▶ Working data
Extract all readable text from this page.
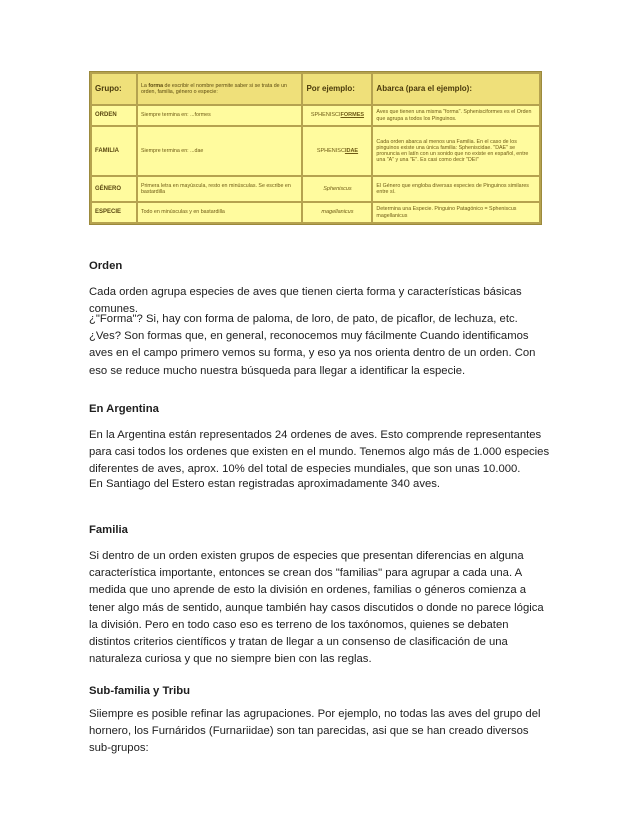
Grupo:	La forma de escribir el nombre permite saber si se trata de un orden, familia, género o especie:	Por ejemplo:	Abarca (para el ejemplo):
ORDEN	Siempre termina en: ...formes	SPHENISCIFORMES	Aves que tienen una misma "forma". Sphenisciformes es el Orden que agrupa a todos los Pinguinos.
FAMILIA	Siempre termina en: ...dae	SPHENISCIDAE	Cada orden abarca al menos una Familia. En el caso de los pinguinos existe una única familia: Spheniscidae. "DAE" se pronuncia en latín con un sonido que no existe en español, entre una "A" y una "E". Es casi como decir "DEI"
GÉNERO	Primera letra en mayúscula, resto en minúsculas. Se escribe en bastardilla	Spheniscus	El Género que engloba diversas especies de Pinguinos similares entre sí.
ESPECIE	Todo en minúsculas y en bastardilla	magellanicus	Determina una Especie. Pinguino Patagónico = Spheniscus magellanicus
Orden
Cada orden agrupa especies de aves que tienen cierta forma y características básicas comunes.
¿"Forma"? Si, hay con forma de paloma, de loro, de pato, de picaflor, de lechuza, etc. ¿Ves? Son formas que, en general, reconocemos muy fácilmente Cuando identificamos aves en el campo primero vemos su forma, y eso ya nos orienta dentro de un orden. Con eso se reduce mucho nuestra búsqueda para llegar a identificar la especie.
En Argentina
En la Argentina están representados 24 ordenes de aves. Esto comprende representantes para casi todos los ordenes que existen en el mundo. Tenemos algo más de 1.000 especies diferentes de aves, aprox. 10% del total de especies mundiales, que son unas 10.000.
En Santiago del Estero estan registradas aproximadamente 340 aves.
Familia
Si dentro de un orden existen grupos de especies que presentan diferencias en alguna característica importante, entonces se crean dos "familias" para agrupar a cada una. A medida que uno aprende de esto la división en ordenes, familias o géneros comienza a tener algo más de sentido, aunque también hay casos discutidos o donde no parece lógica la división. Pero en todo caso eso es terreno de los taxónomos, quienes se debaten distintos criterios científicos y tratan de llegar a un consenso de clasificación de una naturaleza curiosa y que no siempre bien con las reglas.
Sub-familia y Tribu
Siiempre es posible refinar las agrupaciones. Por ejemplo, no todas las aves del grupo del hornero, los Furnáridos (Furnariidae) son tan parecidas, asi que se han creado diversos sub-grupos:
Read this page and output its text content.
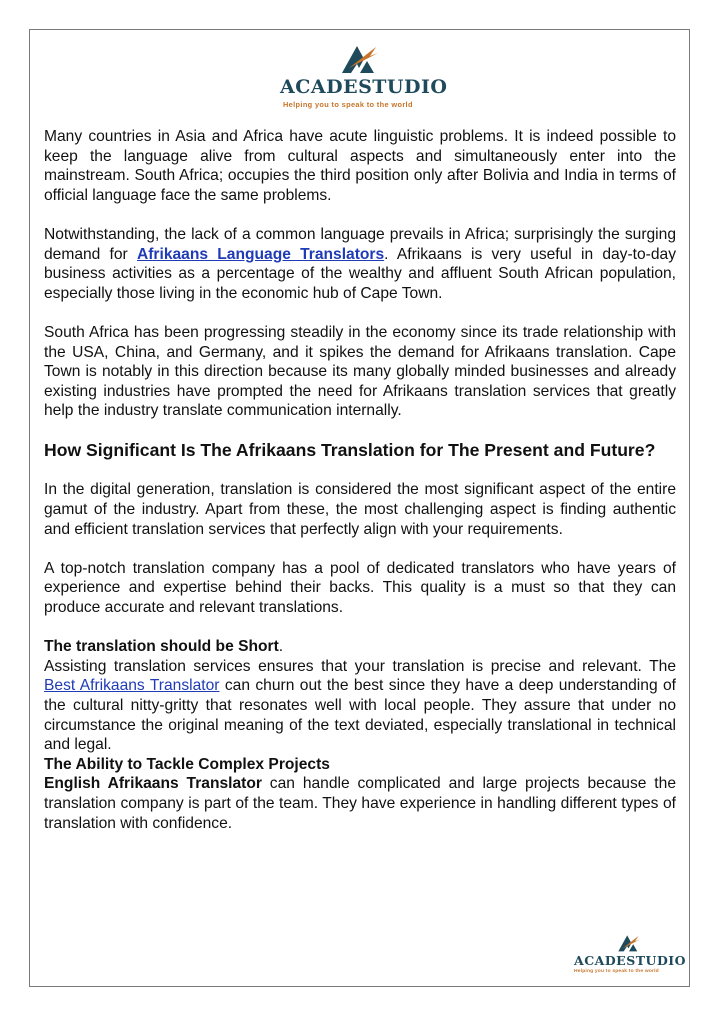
ACADESTUDIO
Helping you to speak to the world

Many countries in Asia and Africa have acute linguistic problems. It is indeed possible to keep the language alive from cultural aspects and simultaneously enter into the mainstream. South Africa; occupies the third position only after Bolivia and India in terms of official language face the same problems.

Notwithstanding, the lack of a common language prevails in Africa; surprisingly the surging demand for Afrikaans Language Translators. Afrikaans is very useful in day-to-day business activities as a percentage of the wealthy and affluent South African population, especially those living in the economic hub of Cape Town.

South Africa has been progressing steadily in the economy since its trade relationship with the USA, China, and Germany, and it spikes the demand for Afrikaans translation. Cape Town is notably in this direction because its many globally minded businesses and already existing industries have prompted the need for Afrikaans translation services that greatly help the industry translate communication internally.

How Significant Is The Afrikaans Translation for The Present and Future?

In the digital generation, translation is considered the most significant aspect of the entire gamut of the industry. Apart from these, the most challenging aspect is finding authentic and efficient translation services that perfectly align with your requirements.

A top-notch translation company has a pool of dedicated translators who have years of experience and expertise behind their backs. This quality is a must so that they can produce accurate and relevant translations.

The translation should be Short.

Assisting translation services ensures that your translation is precise and relevant. The Best Afrikaans Translator can churn out the best since they have a deep understanding of the cultural nitty-gritty that resonates well with local people. They assure that under no circumstance the original meaning of the text deviated, especially translational in technical and legal.

The Ability to Tackle Complex Projects

English Afrikaans Translator can handle complicated and large projects because the translation company is part of the team. They have experience in handling different types of translation with confidence.

ACADESTUDIO
Helping you to speak to the world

▶ What to produce
Please write out all of the material above without changing a word, and omit any pictures.

▶ Task result
Extract all readable text from this page.
Grupo:	La forma de escribir el nombre permite saber si se trata de un orden, familia, género o especie:	Por ejemplo:	Abarca (para el ejemplo):
ORDEN	Siempre termina en: ...formes	SPHENISCIFORMES	Aves que tienen una misma "forma". Sphenisciformes es el Orden que agrupa a todos los Pinguinos.
FAMILIA	Siempre termina en: ...dae	SPHENISCIDAE	Cada orden abarca al menos una Familia. En el caso de los pinguinos existe una única familia: Spheniscidae. "DAE" se pronuncia en latín con un sonido que no existe en español, entre una "A" y una "E". Es casi como decir "DEI"
GÉNERO	Primera letra en mayúscula, resto en minúsculas. Se escribe en bastardilla	Spheniscus	El Género que engloba diversas especies de Pinguinos similares entre sí.
ESPECIE	Todo en minúsculas y en bastardilla	magellanicus	Determina una Especie. Pinguino Patagónico = Spheniscus magellanicus
Orden
Cada orden agrupa especies de aves que tienen cierta forma y características básicas comunes.
¿"Forma"? Si, hay con forma de paloma, de loro, de pato, de picaflor, de lechuza, etc. ¿Ves? Son formas que, en general, reconocemos muy fácilmente Cuando identificamos aves en el campo primero vemos su forma, y eso ya nos orienta dentro de un orden. Con eso se reduce mucho nuestra búsqueda para llegar a identificar la especie.
En Argentina
En la Argentina están representados 24 ordenes de aves. Esto comprende representantes para casi todos los ordenes que existen en el mundo. Tenemos algo más de 1.000 especies diferentes de aves, aprox. 10% del total de especies mundiales, que son unas 10.000.
En Santiago del Estero estan registradas aproximadamente 340 aves.
Familia
Si dentro de un orden existen grupos de especies que presentan diferencias en alguna característica importante, entonces se crean dos "familias" para agrupar a cada una. A medida que uno aprende de esto la división en ordenes, familias o géneros comienza a tener algo más de sentido, aunque también hay casos discutidos o donde no parece lógica la división. Pero en todo caso eso es terreno de los taxónomos, quienes se debaten distintos criterios científicos y tratan de llegar a un consenso de clasificación de una naturaleza curiosa y que no siempre bien con las reglas.
Sub-familia y Tribu
Siiempre es posible refinar las agrupaciones. Por ejemplo, no todas las aves del grupo del hornero, los Furnáridos (Furnariidae) son tan parecidas, asi que se han creado diversos sub-grupos:
Read this page and output its text content.
ACADESTUDIO
Helping you to speak to the world

Many countries in Asia and Africa have acute linguistic problems. It is indeed possible to keep the language alive from cultural aspects and simultaneously enter into the mainstream. South Africa; occupies the third position only after Bolivia and India in terms of official language face the same problems.

Notwithstanding, the lack of a common language prevails in Africa; surprisingly the surging demand for Afrikaans Language Translators. Afrikaans is very useful in day-to-day business activities as a percentage of the wealthy and affluent South African population, especially those living in the economic hub of Cape Town.

South Africa has been progressing steadily in the economy since its trade relationship with the USA, China, and Germany, and it spikes the demand for Afrikaans translation. Cape Town is notably in this direction because its many globally minded businesses and already existing industries have prompted the need for Afrikaans translation services that greatly help the industry translate communication internally.

How Significant Is The Afrikaans Translation for The Present and Future?

In the digital generation, translation is considered the most significant aspect of the entire gamut of the industry. Apart from these, the most challenging aspect is finding authentic and efficient translation services that perfectly align with your requirements.

A top-notch translation company has a pool of dedicated translators who have years of experience and expertise behind their backs. This quality is a must so that they can produce accurate and relevant translations.

The translation should be Short.

Assisting translation services ensures that your translation is precise and relevant. The Best Afrikaans Translator can churn out the best since they have a deep understanding of the cultural nitty-gritty that resonates well with local people. They assure that under no circumstance the original meaning of the text deviated, especially translational in technical and legal.

The Ability to Tackle Complex Projects

English Afrikaans Translator can handle complicated and large projects because the translation company is part of the team. They have experience in handling different types of translation with confidence.

ACADESTUDIO
Helping you to speak to the world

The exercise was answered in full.